PASSAGE TO READ:

Also pending before the Senate is the International Convention on the Prevention and Punishment of the Crime of Genocide, submitted by President Truman on June 16, 1949. We recommend that the Senate revive consideration of this convention with a view to early ratification.

2. Future Ratification of the Three Conventions on Discrimination. In addition to the four conventions mentioned above, the Economic and Social Council of the United Nations has recommended for ratification by 1968 (the International Human Rights Year) three conventions: on discrimination in employment, in education and in women's salaries. A few years ago it would not have been possible for the United States to ratify these conventions, but recent legislation, particularly enactment of the Civil Rights Act of 1964, has gone a long way toward bringing our practice into conformity with the principles of these conventions. Consequently, we recommend that these conventions be submitted to the Senate with a view to its giving its advice and consent to ratification, after the pending conventions have been acted upon.

3. United States Leadership in the Preparation and Adoption of Future Conventions and Declarations.-The United Nations has in the past several years been engaged in the preparation of a Declaration and a Convention on the Elimination of All Forms of Racial Discrimination and a Declaration and a Convention on the Elimination of All Forms of Religious Intolerance. The United States has played a leading role in the formulation of these instruments, and we recommend that it play a similar role in the formulation of other instruments. The fact that a proposed international convention may go beyond United States legislation, especially on the Federal level, should not act as a deterrent to United States participation in the formulation of such an instrument. In the past the United States has frequently abstained from ratifying an international convention when it was felt that the subject matter of the convention was not within Federal power. We recommend that studies be made of constitutional methods for applying such international conventions in the United States.

GIVEN RECORDS:

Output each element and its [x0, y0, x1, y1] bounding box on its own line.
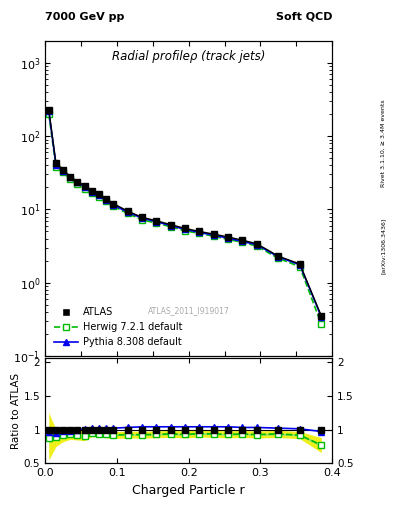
Text: Soft QCD: Soft QCD: [275, 11, 332, 22]
Legend: ATLAS, Herwig 7.2.1 default, Pythia 8.308 default: ATLAS, Herwig 7.2.1 default, Pythia 8.30…: [50, 304, 187, 351]
Text: [arXiv:1306.3436]: [arXiv:1306.3436]: [381, 218, 386, 274]
Text: Radial profileρ (track jets): Radial profileρ (track jets): [112, 50, 265, 63]
X-axis label: Charged Particle r: Charged Particle r: [132, 484, 245, 497]
Y-axis label: Ratio to ATLAS: Ratio to ATLAS: [11, 373, 21, 449]
Text: 7000 GeV pp: 7000 GeV pp: [45, 11, 125, 22]
Text: Rivet 3.1.10, ≥ 3.4M events: Rivet 3.1.10, ≥ 3.4M events: [381, 99, 386, 187]
Text: ATLAS_2011_I919017: ATLAS_2011_I919017: [148, 306, 230, 315]
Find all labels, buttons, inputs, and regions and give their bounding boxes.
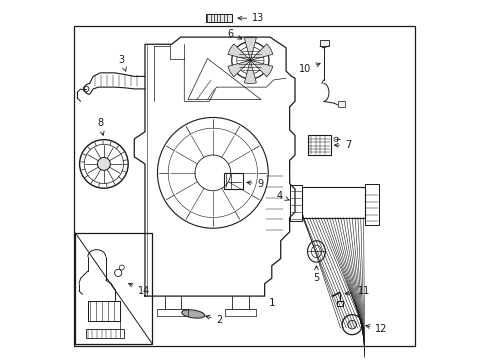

BRIEF:
Answer these questions from the passage on human rights conventions:
(a) On what date did President Truman submit the genocide convention to the Senate?
(b) By what year has the Economic and Social Council recommended ratification of the three conventions on discrimination?
(c) Which law does the passage name as bringing United States practice closer to the principles of those three conventions?
The rows are separate material and have no connection to the passage on human rights conventions.

RESPONSE FOR THIS EXERCISE:
(a) June 16, 1949
(b) 1968, the International Human Rights Year
(c) The Civil Rights Act of 1964